What this task involves — Emit the entire listing verbatim.

Data supplied —
(begin)

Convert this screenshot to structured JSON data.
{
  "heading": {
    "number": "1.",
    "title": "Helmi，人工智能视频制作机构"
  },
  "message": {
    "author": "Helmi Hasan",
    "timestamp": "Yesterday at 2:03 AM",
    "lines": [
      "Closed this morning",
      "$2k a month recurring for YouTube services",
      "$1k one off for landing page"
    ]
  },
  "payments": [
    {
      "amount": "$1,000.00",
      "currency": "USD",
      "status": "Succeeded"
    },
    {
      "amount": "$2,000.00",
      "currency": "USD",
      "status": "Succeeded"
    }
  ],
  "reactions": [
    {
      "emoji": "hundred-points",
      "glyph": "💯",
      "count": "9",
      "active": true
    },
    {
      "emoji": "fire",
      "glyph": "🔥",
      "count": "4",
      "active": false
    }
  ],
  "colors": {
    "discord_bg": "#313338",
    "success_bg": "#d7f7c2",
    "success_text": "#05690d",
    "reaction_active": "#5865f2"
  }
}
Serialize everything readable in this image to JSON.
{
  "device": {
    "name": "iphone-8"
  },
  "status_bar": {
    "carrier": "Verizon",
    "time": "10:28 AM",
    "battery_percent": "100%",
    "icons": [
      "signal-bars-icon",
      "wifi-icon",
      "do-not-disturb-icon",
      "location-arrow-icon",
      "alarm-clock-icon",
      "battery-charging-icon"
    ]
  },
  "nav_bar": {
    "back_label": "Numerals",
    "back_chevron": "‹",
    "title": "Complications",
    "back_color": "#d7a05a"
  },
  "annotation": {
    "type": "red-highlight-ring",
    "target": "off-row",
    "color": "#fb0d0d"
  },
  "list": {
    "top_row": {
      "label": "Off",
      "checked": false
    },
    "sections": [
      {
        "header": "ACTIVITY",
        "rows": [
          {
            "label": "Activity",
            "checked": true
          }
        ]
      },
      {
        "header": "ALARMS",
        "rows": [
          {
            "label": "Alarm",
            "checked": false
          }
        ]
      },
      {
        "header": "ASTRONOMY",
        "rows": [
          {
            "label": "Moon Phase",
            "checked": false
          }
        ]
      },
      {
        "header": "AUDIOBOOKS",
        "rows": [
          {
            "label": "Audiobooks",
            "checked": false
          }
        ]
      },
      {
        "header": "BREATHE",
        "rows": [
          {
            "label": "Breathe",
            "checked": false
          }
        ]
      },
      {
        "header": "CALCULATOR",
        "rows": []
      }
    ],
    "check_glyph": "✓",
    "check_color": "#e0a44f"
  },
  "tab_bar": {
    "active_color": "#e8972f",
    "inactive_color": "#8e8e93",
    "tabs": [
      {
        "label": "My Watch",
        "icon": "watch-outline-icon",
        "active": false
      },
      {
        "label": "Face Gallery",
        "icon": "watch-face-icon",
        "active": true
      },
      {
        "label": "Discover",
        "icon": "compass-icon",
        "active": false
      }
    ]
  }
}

(end)

Exercise response —
Convert this screenshot to structured JSON data.
{
  "heading": {
    "number": "1.",
    "title": "Helmi，人工智能视频制作机构"
  },
  "message": {
    "author": "Helmi Hasan",
    "timestamp": "Yesterday at 2:03 AM",
    "lines": [
      "Closed this morning",
      "$2k a month recurring for YouTube services",
      "$1k one off for landing page"
    ]
  },
  "payments": [
    {
      "amount": "$1,000.00",
      "currency": "USD",
      "status": "Succeeded"
    },
    {
      "amount": "$2,000.00",
      "currency": "USD",
      "status": "Succeeded"
    }
  ],
  "reactions": [
    {
      "emoji": "hundred-points",
      "glyph": "💯",
      "count": "9",
      "active": true
    },
    {
      "emoji": "fire",
      "glyph": "🔥",
      "count": "4",
      "active": false
    }
  ],
  "colors": {
    "discord_bg": "#313338",
    "success_bg": "#d7f7c2",
    "success_text": "#05690d",
    "reaction_active": "#5865f2"
  }
}
Serialize everything readable in this image to JSON.
{
  "device": {
    "name": "iphone-8"
  },
  "status_bar": {
    "carrier": "Verizon",
    "time": "10:28 AM",
    "battery_percent": "100%",
    "icons": [
      "signal-bars-icon",
      "wifi-icon",
      "do-not-disturb-icon",
      "location-arrow-icon",
      "alarm-clock-icon",
      "battery-charging-icon"
    ]
  },
  "nav_bar": {
    "back_label": "Numerals",
    "back_chevron": "‹",
    "title": "Complications",
    "back_color": "#d7a05a"
  },
  "annotation": {
    "type": "red-highlight-ring",
    "target": "off-row",
    "color": "#fb0d0d"
  },
  "list": {
    "top_row": {
      "label": "Off",
      "checked": false
    },
    "sections": [
      {
        "header": "ACTIVITY",
        "rows": [
          {
            "label": "Activity",
            "checked": true
          }
        ]
      },
      {
        "header": "ALARMS",
        "rows": [
          {
            "label": "Alarm",
            "checked": false
          }
        ]
      },
      {
        "header": "ASTRONOMY",
        "rows": [
          {
            "label": "Moon Phase",
            "checked": false
          }
        ]
      },
      {
        "header": "AUDIOBOOKS",
        "rows": [
          {
            "label": "Audiobooks",
            "checked": false
          }
        ]
      },
      {
        "header": "BREATHE",
        "rows": [
          {
            "label": "Breathe",
            "checked": false
          }
        ]
      },
      {
        "header": "CALCULATOR",
        "rows": []
      }
    ],
    "check_glyph": "✓",
    "check_color": "#e0a44f"
  },
  "tab_bar": {
    "active_color": "#e8972f",
    "inactive_color": "#8e8e93",
    "tabs": [
      {
        "label": "My Watch",
        "icon": "watch-outline-icon",
        "active": false
      },
      {
        "label": "Face Gallery",
        "icon": "watch-face-icon",
        "active": true
      },
      {
        "label": "Discover",
        "icon": "compass-icon",
        "active": false
      }
    ]
  }
}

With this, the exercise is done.